WHAT THE TASK ASKS -
Search the material for the word "name" and report each line where it turns up.
— Start —
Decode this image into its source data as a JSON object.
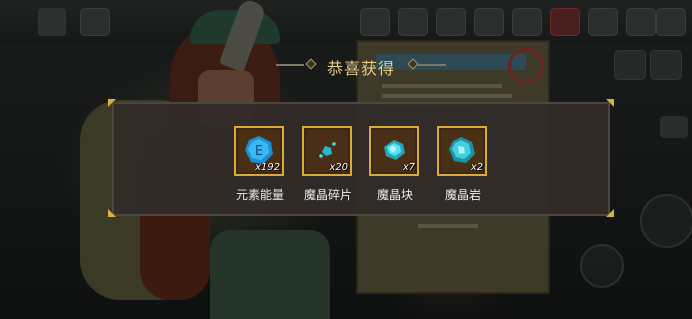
{
  "dialog": {
    "title": "恭喜获得",
    "rewards": [
      {
        "name": "元素能量",
        "quantity": "x192",
        "icon": "element-energy-icon"
      },
      {
        "name": "魔晶碎片",
        "quantity": "x20",
        "icon": "magic-crystal-shard-icon"
      },
      {
        "name": "魔晶块",
        "quantity": "x7",
        "icon": "magic-crystal-chunk-icon"
      },
      {
        "name": "魔晶岩",
        "quantity": "x2",
        "icon": "magic-crystal-rock-icon"
      }
    ]
  },
  "colors": {
    "title": "#e8cd8a",
    "slot_border": "#d9aa35",
    "panel": "#322c28",
    "gem": "#2fc7e0"
  }
}
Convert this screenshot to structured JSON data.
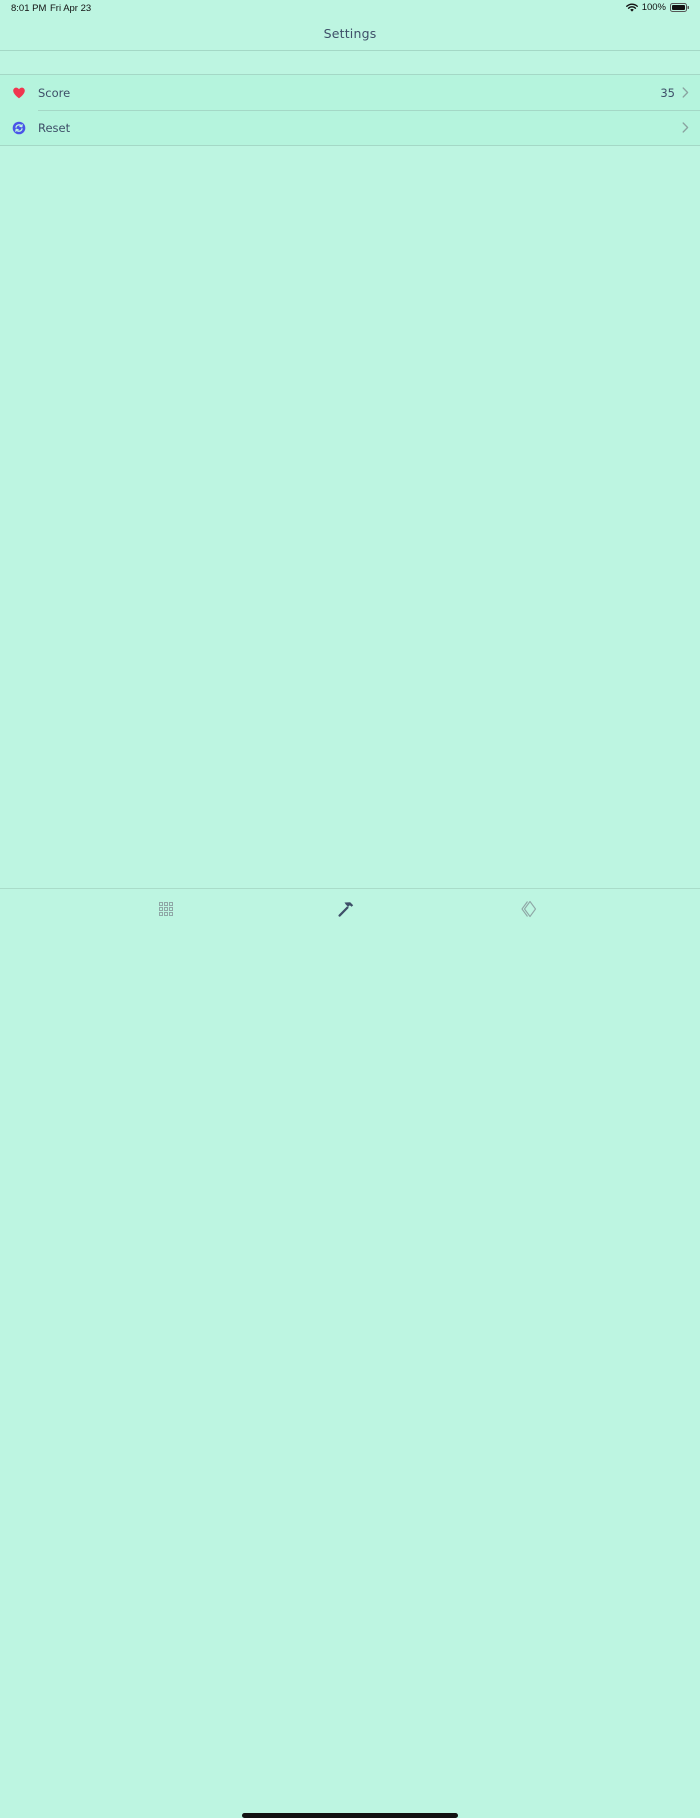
{
  "status_bar": {
    "time": "8:01 PM",
    "date": "Fri Apr 23",
    "battery": "100%"
  },
  "nav": {
    "title": "Settings"
  },
  "settings": {
    "rows": [
      {
        "label": "Score",
        "value": "35",
        "icon": "heart-icon",
        "icon_color": "#f0364f"
      },
      {
        "label": "Reset",
        "value": "",
        "icon": "reset-icon",
        "icon_color": "#4a54e8"
      }
    ]
  },
  "tab_bar": {
    "tabs": [
      {
        "icon": "grid-icon",
        "selected": false
      },
      {
        "icon": "hammer-icon",
        "selected": true
      },
      {
        "icon": "diamond-icon",
        "selected": false
      }
    ]
  },
  "colors": {
    "background": "#bdf5e1",
    "row_background": "#b5f4dd",
    "text": "#3e4f68",
    "separator": "#a4d8c6",
    "heart": "#f0364f",
    "reset": "#4a54e8"
  }
}
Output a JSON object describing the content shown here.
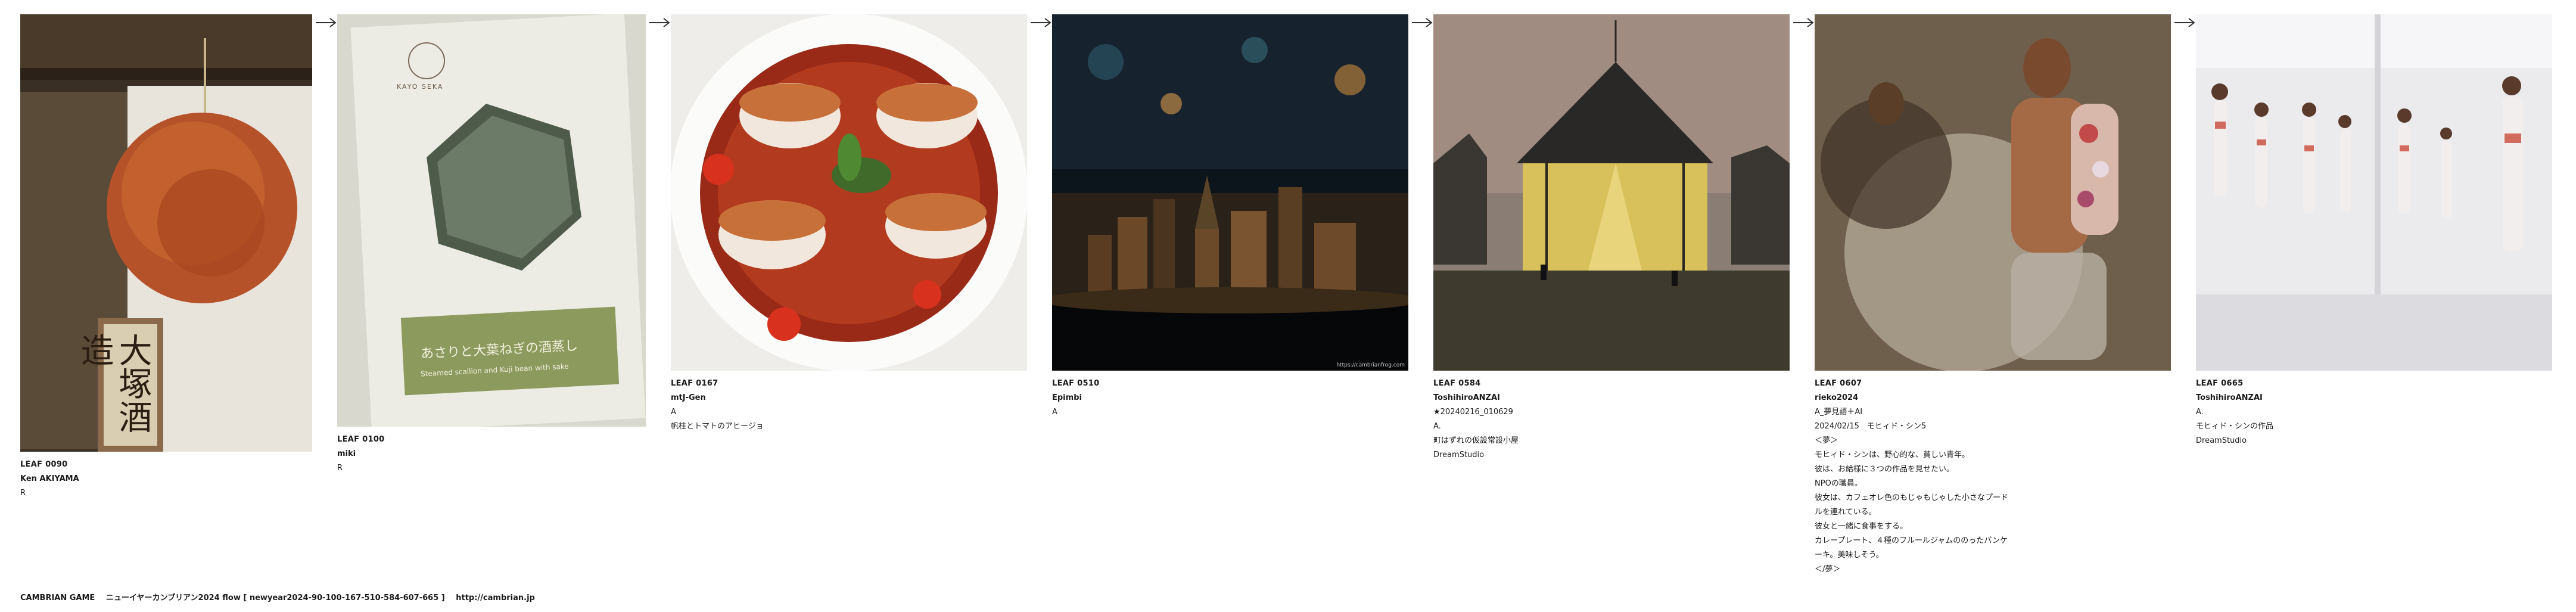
{
  "leaves": [
    {
      "id": "LEAF 0090",
      "author": "Ken AKIYAMA",
      "desc": "R"
    },
    {
      "id": "LEAF 0100",
      "author": "miki",
      "desc": "R"
    },
    {
      "id": "LEAF 0167",
      "author": "mtJ-Gen",
      "desc": "A\n帆柱とトマトのアヒージョ"
    },
    {
      "id": "LEAF 0510",
      "author": "Epimbi",
      "desc": "A"
    },
    {
      "id": "LEAF 0584",
      "author": "ToshihiroANZAI",
      "desc": "★20240216_010629\nA.\n町はずれの仮設常設小屋\nDreamStudio"
    },
    {
      "id": "LEAF 0607",
      "author": "rieko2024",
      "desc": "A_夢見語＋AI\n2024/02/15　モヒィド・シン5\n＜夢＞\nモヒィド・シンは、野心的な、貧しい青年。\n彼は、お給様に３つの作品を見せたい。\nNPOの職員。\n彼女は、カフェオレ色のもじゃもじゃした小さなプード\nルを連れている。\n彼女と一緒に食事をする。\nカレープレート、４種のフルールジャムののったパンケ\nーキ。美味しそう。\n＜/夢＞"
    },
    {
      "id": "LEAF 0665",
      "author": "ToshihiroANZAI",
      "desc": "A.\nモヒィド・シンの作品\nDreamStudio"
    }
  ],
  "sake_sign_text": "大塚酒造",
  "leaf0100_card": {
    "logo": "KAYO SEKA",
    "jp_text": "あさりと大葉ねぎの酒蒸し",
    "en_text": "Steamed scallion and Kuji bean with sake"
  },
  "leaf0510_watermark": "https://cambrianfrog.com",
  "footer": {
    "title": "CAMBRIAN GAME",
    "flow": "ニューイヤーカンブリアン2024  flow [ newyear2024-90-100-167-510-584-607-665 ]",
    "url": "http://cambrian.jp"
  },
  "arrow_icon": "arrow-right-icon"
}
— End —
OUTPUT FOR THIS TASK -
        "name": "元素能量",
        "name": "魔晶碎片",
        "name": "魔晶块",
        "name": "魔晶岩",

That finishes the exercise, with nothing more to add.